-- Start INFORMATION SHOWN --
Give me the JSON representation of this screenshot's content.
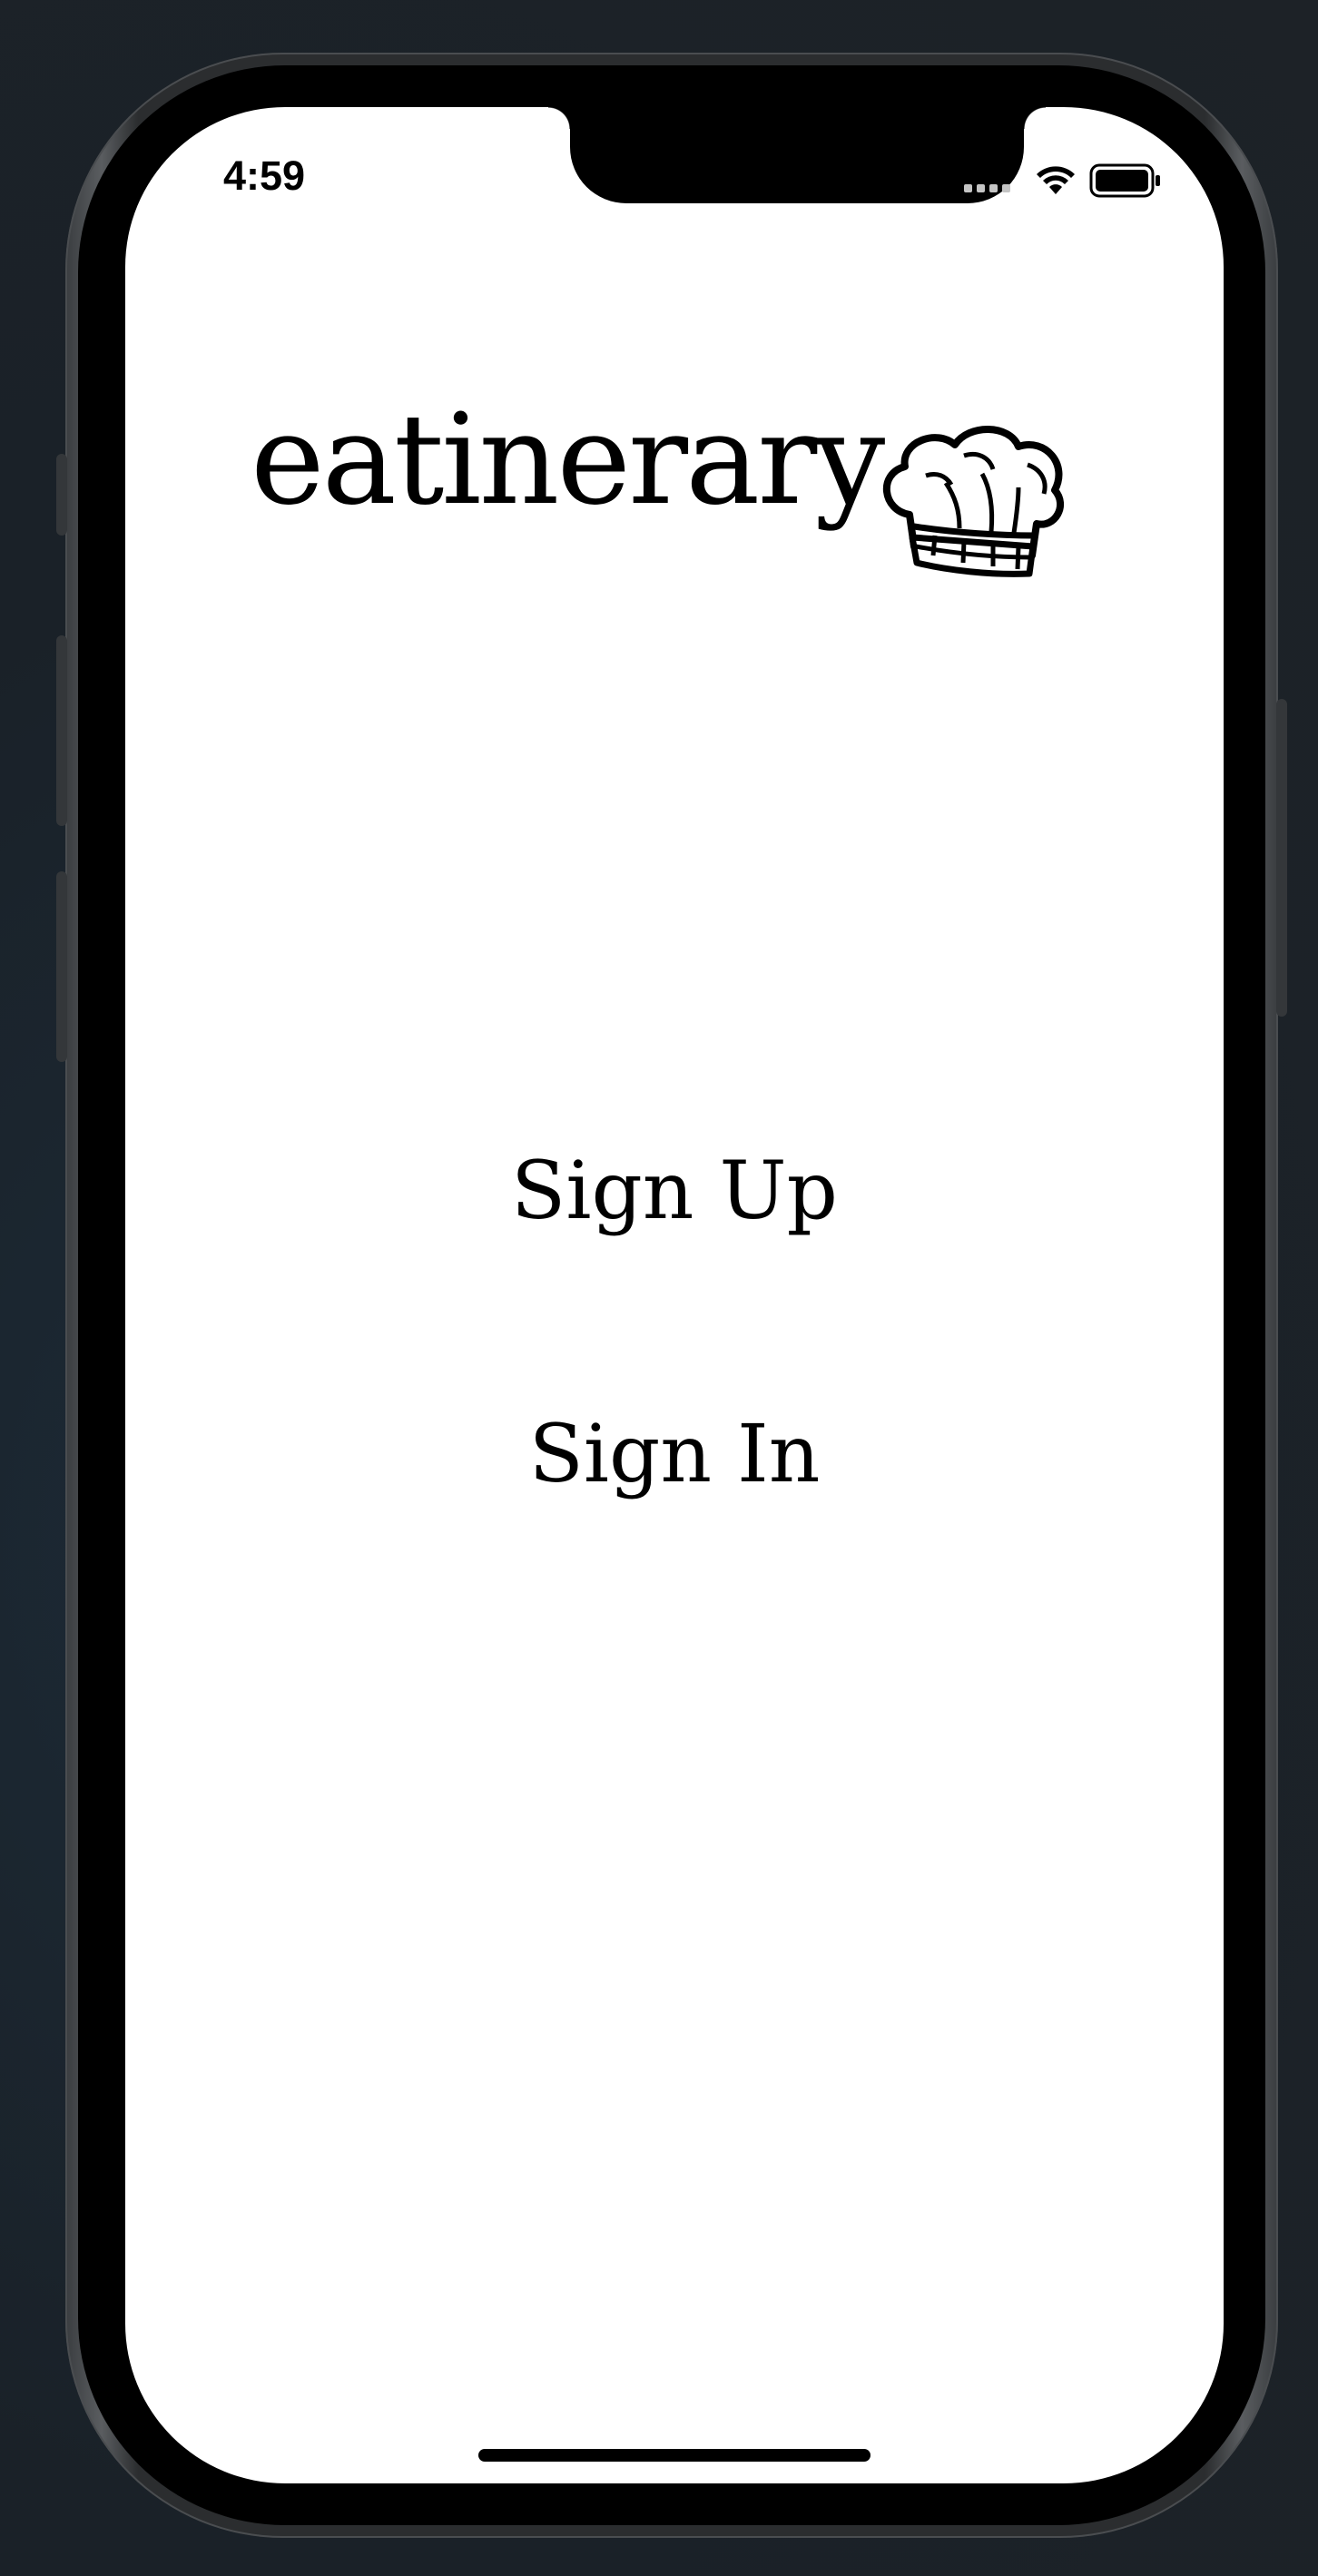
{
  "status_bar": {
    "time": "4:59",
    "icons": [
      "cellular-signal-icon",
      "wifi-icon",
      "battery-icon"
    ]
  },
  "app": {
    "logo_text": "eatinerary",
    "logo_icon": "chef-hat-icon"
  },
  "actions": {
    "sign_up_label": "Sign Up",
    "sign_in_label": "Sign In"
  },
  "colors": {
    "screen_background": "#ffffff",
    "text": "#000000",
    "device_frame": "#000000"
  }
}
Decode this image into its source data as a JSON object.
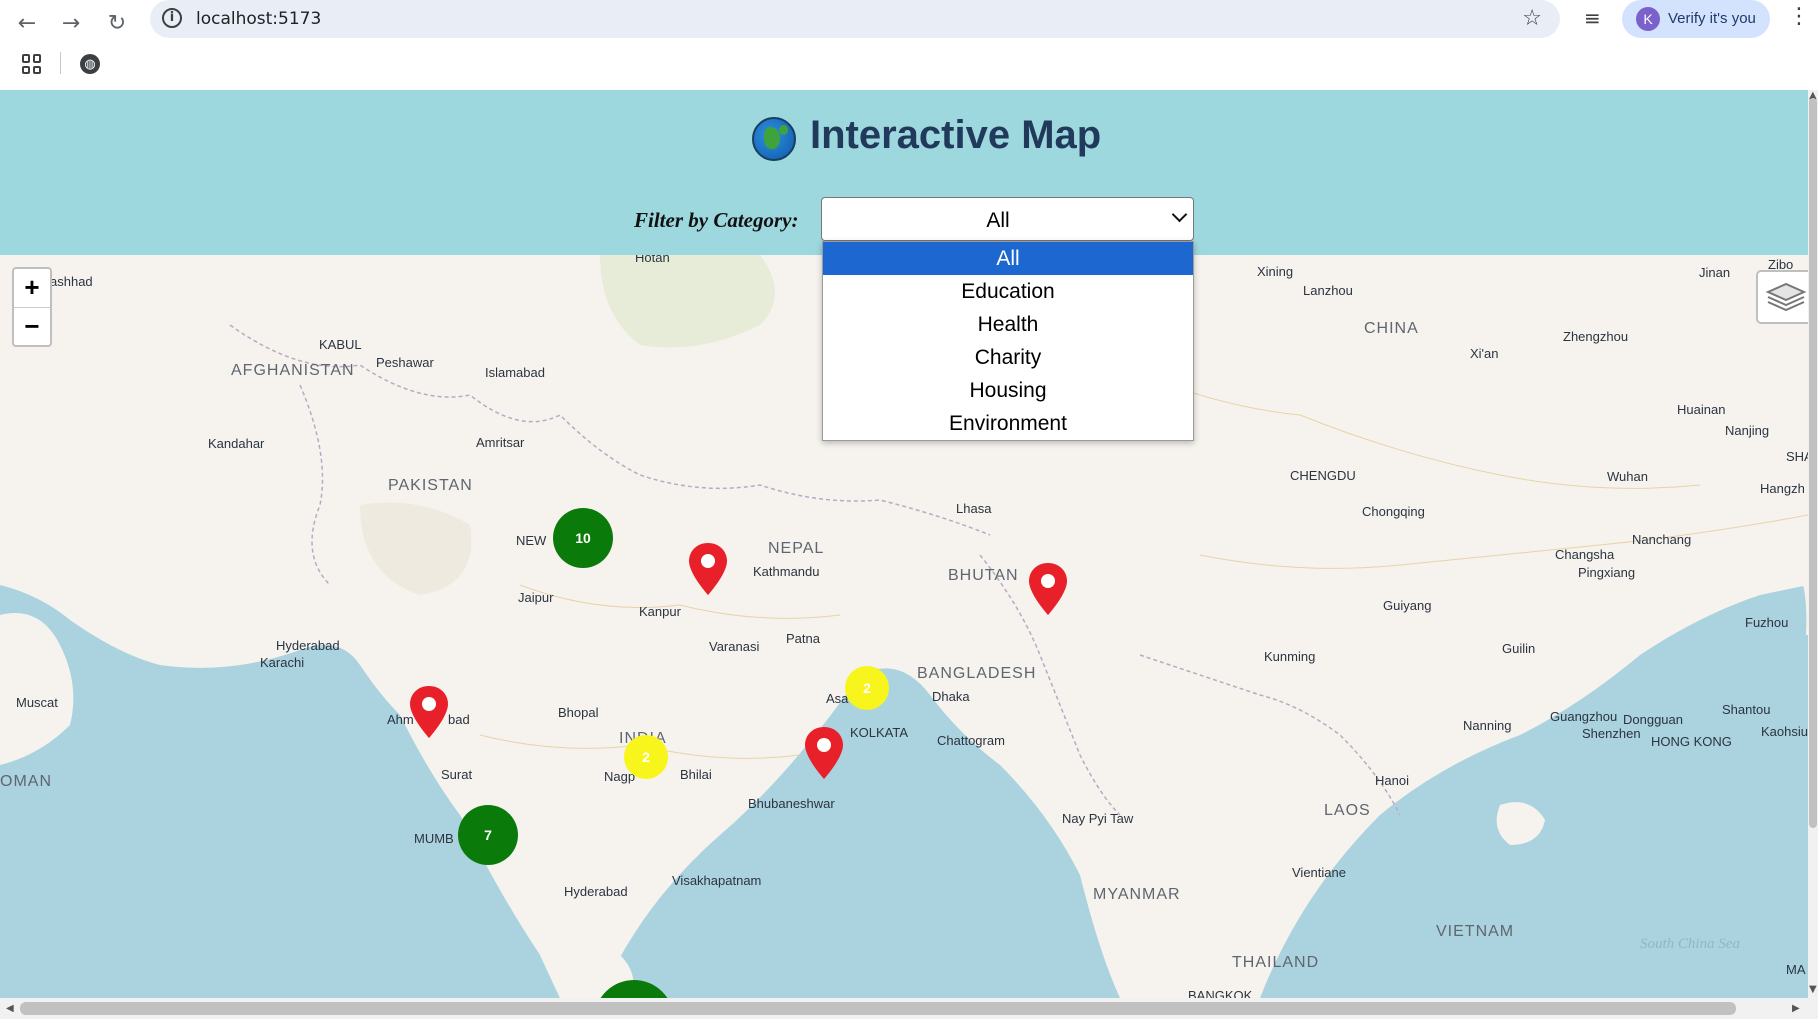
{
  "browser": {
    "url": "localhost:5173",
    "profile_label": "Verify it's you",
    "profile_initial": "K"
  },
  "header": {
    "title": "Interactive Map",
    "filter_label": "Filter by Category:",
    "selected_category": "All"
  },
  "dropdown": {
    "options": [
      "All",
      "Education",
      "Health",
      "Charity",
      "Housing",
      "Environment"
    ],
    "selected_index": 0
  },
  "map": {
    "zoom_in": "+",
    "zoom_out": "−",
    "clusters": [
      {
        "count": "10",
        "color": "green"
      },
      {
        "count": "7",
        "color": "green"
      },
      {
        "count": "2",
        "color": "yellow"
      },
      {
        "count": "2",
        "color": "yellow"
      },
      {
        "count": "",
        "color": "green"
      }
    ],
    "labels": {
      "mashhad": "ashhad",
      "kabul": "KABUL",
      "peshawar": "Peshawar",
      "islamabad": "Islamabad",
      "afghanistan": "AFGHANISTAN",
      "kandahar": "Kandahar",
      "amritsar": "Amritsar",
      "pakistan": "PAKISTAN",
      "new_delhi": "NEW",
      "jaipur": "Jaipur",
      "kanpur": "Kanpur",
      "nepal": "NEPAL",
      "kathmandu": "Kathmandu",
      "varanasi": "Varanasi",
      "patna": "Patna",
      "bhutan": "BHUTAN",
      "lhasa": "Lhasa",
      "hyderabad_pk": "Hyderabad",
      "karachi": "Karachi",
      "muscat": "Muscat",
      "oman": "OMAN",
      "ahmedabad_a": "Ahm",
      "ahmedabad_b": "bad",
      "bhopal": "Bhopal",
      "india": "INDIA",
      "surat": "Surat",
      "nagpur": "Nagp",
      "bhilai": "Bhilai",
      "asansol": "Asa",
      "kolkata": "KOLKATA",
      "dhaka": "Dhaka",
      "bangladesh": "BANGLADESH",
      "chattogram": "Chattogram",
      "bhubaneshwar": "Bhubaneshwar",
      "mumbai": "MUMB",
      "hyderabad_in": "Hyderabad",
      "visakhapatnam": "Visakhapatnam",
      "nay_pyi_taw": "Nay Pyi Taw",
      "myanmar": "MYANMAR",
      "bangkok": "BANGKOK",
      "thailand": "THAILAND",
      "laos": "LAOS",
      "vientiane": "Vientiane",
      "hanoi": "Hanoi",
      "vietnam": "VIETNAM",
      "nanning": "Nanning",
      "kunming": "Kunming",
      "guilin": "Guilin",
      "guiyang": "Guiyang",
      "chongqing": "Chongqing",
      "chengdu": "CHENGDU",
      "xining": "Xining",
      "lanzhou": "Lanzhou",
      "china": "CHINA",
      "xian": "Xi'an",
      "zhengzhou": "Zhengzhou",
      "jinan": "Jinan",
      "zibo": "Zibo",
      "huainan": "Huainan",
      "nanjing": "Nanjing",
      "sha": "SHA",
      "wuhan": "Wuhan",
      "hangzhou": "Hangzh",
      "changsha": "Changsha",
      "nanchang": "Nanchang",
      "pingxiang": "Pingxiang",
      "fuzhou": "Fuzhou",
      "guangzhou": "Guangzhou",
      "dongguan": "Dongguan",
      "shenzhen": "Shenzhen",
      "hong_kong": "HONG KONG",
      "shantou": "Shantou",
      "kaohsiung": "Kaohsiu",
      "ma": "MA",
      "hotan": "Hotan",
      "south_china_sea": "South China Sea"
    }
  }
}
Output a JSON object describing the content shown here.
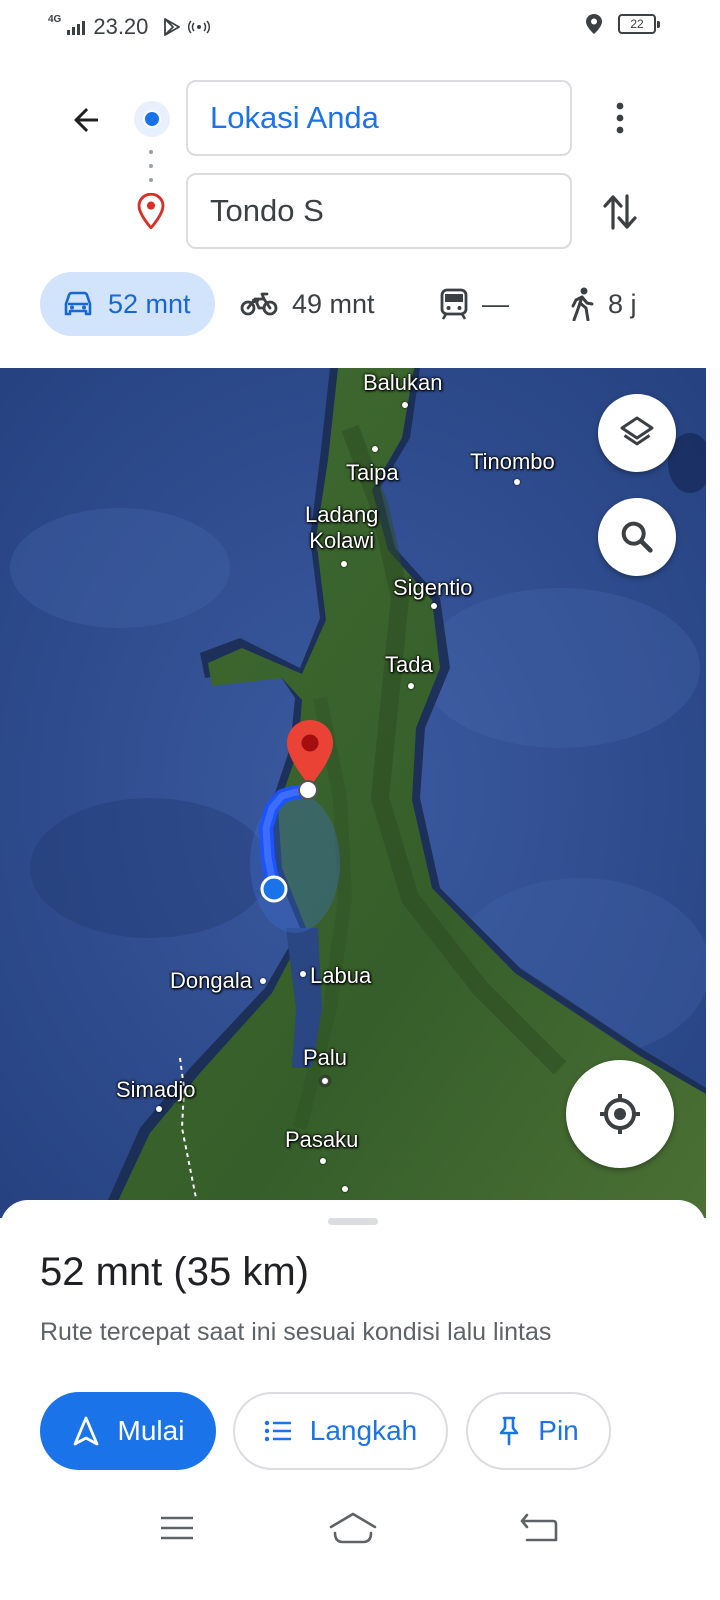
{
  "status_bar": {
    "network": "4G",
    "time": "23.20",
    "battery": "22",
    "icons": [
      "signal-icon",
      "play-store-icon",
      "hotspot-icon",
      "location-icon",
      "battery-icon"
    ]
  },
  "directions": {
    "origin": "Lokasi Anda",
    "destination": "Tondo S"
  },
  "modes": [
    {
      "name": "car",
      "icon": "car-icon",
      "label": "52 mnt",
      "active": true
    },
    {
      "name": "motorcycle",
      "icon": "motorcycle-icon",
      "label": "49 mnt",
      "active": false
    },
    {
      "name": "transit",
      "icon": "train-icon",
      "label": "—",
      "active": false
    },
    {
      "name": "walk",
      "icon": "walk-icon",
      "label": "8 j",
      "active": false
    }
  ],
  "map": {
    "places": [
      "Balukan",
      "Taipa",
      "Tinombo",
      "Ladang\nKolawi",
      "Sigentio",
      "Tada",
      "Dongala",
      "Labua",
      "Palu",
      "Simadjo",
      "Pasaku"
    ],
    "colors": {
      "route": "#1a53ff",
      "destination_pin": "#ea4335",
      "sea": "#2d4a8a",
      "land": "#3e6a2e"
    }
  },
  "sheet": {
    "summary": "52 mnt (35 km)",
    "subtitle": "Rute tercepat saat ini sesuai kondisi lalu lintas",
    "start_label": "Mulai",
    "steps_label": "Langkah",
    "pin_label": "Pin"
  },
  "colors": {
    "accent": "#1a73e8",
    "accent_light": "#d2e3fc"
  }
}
-- End INFORMATION SHOWN --
WRITTEN REQUEST » Without including any pictures, output all the entries above exactly.

THE RESPONSE »
Give me the JSON representation of this screenshot's content.
{
  "status_bar": {
    "time": "4:59",
    "icons": [
      "cellular-signal-icon",
      "wifi-icon",
      "battery-icon"
    ]
  },
  "app": {
    "logo_text": "eatinerary",
    "logo_icon": "chef-hat-icon"
  },
  "actions": {
    "sign_up_label": "Sign Up",
    "sign_in_label": "Sign In"
  },
  "colors": {
    "screen_background": "#ffffff",
    "text": "#000000",
    "device_frame": "#000000"
  }
}
Decode this image into its source data as a JSON object.
{
  "browser": {
    "url": "localhost:5173",
    "profile_label": "Verify it's you",
    "profile_initial": "K"
  },
  "header": {
    "title": "Interactive Map",
    "filter_label": "Filter by Category:",
    "selected_category": "All"
  },
  "dropdown": {
    "options": [
      "All",
      "Education",
      "Health",
      "Charity",
      "Housing",
      "Environment"
    ],
    "selected_index": 0
  },
  "map": {
    "zoom_in": "+",
    "zoom_out": "−",
    "clusters": [
      {
        "count": "10",
        "color": "green"
      },
      {
        "count": "7",
        "color": "green"
      },
      {
        "count": "2",
        "color": "yellow"
      },
      {
        "count": "2",
        "color": "yellow"
      },
      {
        "count": "",
        "color": "green"
      }
    ],
    "labels": {
      "mashhad": "ashhad",
      "kabul": "KABUL",
      "peshawar": "Peshawar",
      "islamabad": "Islamabad",
      "afghanistan": "AFGHANISTAN",
      "kandahar": "Kandahar",
      "amritsar": "Amritsar",
      "pakistan": "PAKISTAN",
      "new_delhi": "NEW",
      "jaipur": "Jaipur",
      "kanpur": "Kanpur",
      "nepal": "NEPAL",
      "kathmandu": "Kathmandu",
      "varanasi": "Varanasi",
      "patna": "Patna",
      "bhutan": "BHUTAN",
      "lhasa": "Lhasa",
      "hyderabad_pk": "Hyderabad",
      "karachi": "Karachi",
      "muscat": "Muscat",
      "oman": "OMAN",
      "ahmedabad_a": "Ahm",
      "ahmedabad_b": "bad",
      "bhopal": "Bhopal",
      "india": "INDIA",
      "surat": "Surat",
      "nagpur": "Nagp",
      "bhilai": "Bhilai",
      "asansol": "Asa",
      "kolkata": "KOLKATA",
      "dhaka": "Dhaka",
      "bangladesh": "BANGLADESH",
      "chattogram": "Chattogram",
      "bhubaneshwar": "Bhubaneshwar",
      "mumbai": "MUMB",
      "hyderabad_in": "Hyderabad",
      "visakhapatnam": "Visakhapatnam",
      "nay_pyi_taw": "Nay Pyi Taw",
      "myanmar": "MYANMAR",
      "bangkok": "BANGKOK",
      "thailand": "THAILAND",
      "laos": "LAOS",
      "vientiane": "Vientiane",
      "hanoi": "Hanoi",
      "vietnam": "VIETNAM",
      "nanning": "Nanning",
      "kunming": "Kunming",
      "guilin": "Guilin",
      "guiyang": "Guiyang",
      "chongqing": "Chongqing",
      "chengdu": "CHENGDU",
      "xining": "Xining",
      "lanzhou": "Lanzhou",
      "china": "CHINA",
      "xian": "Xi'an",
      "zhengzhou": "Zhengzhou",
      "jinan": "Jinan",
      "zibo": "Zibo",
      "huainan": "Huainan",
      "nanjing": "Nanjing",
      "sha": "SHA",
      "wuhan": "Wuhan",
      "hangzhou": "Hangzh",
      "changsha": "Changsha",
      "nanchang": "Nanchang",
      "pingxiang": "Pingxiang",
      "fuzhou": "Fuzhou",
      "guangzhou": "Guangzhou",
      "dongguan": "Dongguan",
      "shenzhen": "Shenzhen",
      "hong_kong": "HONG KONG",
      "shantou": "Shantou",
      "kaohsiung": "Kaohsiu",
      "ma": "MA",
      "hotan": "Hotan",
      "south_china_sea": "South China Sea"
    }
  }
}
Output a JSON object describing the content shown here.
{
  "status_bar": {
    "network": "4G",
    "time": "23.20",
    "battery": "22",
    "icons": [
      "signal-icon",
      "play-store-icon",
      "hotspot-icon",
      "location-icon",
      "battery-icon"
    ]
  },
  "directions": {
    "origin": "Lokasi Anda",
    "destination": "Tondo S"
  },
  "modes": [
    {
      "name": "car",
      "icon": "car-icon",
      "label": "52 mnt",
      "active": true
    },
    {
      "name": "motorcycle",
      "icon": "motorcycle-icon",
      "label": "49 mnt",
      "active": false
    },
    {
      "name": "transit",
      "icon": "train-icon",
      "label": "—",
      "active": false
    },
    {
      "name": "walk",
      "icon": "walk-icon",
      "label": "8 j",
      "active": false
    }
  ],
  "map": {
    "places": [
      "Balukan",
      "Taipa",
      "Tinombo",
      "Ladang\nKolawi",
      "Sigentio",
      "Tada",
      "Dongala",
      "Labua",
      "Palu",
      "Simadjo",
      "Pasaku"
    ],
    "colors": {
      "route": "#1a53ff",
      "destination_pin": "#ea4335",
      "sea": "#2d4a8a",
      "land": "#3e6a2e"
    }
  },
  "sheet": {
    "summary": "52 mnt (35 km)",
    "subtitle": "Rute tercepat saat ini sesuai kondisi lalu lintas",
    "start_label": "Mulai",
    "steps_label": "Langkah",
    "pin_label": "Pin"
  },
  "colors": {
    "accent": "#1a73e8",
    "accent_light": "#d2e3fc"
  }
}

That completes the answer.